• **Given entries**:

=======

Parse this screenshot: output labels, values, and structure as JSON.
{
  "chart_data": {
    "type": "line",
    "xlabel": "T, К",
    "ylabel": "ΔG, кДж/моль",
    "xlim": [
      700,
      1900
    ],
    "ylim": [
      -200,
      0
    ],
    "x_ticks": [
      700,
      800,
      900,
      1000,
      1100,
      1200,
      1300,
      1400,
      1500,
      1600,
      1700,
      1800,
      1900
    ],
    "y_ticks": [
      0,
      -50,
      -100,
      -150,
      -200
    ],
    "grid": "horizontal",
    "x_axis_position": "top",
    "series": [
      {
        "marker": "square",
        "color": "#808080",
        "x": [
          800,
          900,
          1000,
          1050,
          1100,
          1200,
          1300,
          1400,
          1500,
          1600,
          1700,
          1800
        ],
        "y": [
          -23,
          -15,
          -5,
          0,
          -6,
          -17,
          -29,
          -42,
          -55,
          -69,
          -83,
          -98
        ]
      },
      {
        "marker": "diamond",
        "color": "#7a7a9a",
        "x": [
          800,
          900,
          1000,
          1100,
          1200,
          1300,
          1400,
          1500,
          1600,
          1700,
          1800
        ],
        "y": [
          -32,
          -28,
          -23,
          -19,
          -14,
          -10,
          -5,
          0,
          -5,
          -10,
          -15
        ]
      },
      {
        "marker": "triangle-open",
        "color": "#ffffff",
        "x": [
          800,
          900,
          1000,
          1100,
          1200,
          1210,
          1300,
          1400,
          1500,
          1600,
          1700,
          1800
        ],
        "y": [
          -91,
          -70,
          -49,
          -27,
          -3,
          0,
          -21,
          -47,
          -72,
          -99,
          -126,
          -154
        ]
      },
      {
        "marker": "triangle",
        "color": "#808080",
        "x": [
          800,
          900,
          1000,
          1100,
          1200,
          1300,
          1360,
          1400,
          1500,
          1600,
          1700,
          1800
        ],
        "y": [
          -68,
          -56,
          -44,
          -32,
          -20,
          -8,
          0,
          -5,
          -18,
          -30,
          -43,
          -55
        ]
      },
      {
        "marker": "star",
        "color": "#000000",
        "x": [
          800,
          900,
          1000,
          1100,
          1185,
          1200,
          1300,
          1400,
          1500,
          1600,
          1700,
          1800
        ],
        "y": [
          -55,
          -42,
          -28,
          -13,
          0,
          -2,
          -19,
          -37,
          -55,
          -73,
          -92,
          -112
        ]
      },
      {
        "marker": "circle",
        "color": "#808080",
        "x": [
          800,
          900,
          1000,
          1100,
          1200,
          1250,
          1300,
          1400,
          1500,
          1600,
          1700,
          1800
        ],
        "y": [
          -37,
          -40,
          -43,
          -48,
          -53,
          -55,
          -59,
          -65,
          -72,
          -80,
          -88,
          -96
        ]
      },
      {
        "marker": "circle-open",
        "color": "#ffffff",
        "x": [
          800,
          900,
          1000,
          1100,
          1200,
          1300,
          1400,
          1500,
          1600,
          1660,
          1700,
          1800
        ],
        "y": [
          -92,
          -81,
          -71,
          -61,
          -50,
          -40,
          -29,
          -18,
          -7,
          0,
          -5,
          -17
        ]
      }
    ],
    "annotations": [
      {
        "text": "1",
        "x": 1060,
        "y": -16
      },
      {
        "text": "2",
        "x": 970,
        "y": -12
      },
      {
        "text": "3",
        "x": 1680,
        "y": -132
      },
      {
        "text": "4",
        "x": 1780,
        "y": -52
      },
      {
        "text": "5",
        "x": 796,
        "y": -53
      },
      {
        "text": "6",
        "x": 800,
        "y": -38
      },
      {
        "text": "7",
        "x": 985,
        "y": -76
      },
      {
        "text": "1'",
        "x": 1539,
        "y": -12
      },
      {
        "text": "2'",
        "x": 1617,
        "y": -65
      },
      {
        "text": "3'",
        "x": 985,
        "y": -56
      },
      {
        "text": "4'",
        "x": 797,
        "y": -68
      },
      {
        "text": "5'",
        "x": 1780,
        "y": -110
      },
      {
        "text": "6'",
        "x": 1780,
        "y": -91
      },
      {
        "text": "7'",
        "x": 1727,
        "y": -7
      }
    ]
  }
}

=======

• **Objective**: Copy out every line from the material above in which the word "open" appears.

• **Expected answer**:
        "marker": "triangle-open",
        "marker": "circle-open",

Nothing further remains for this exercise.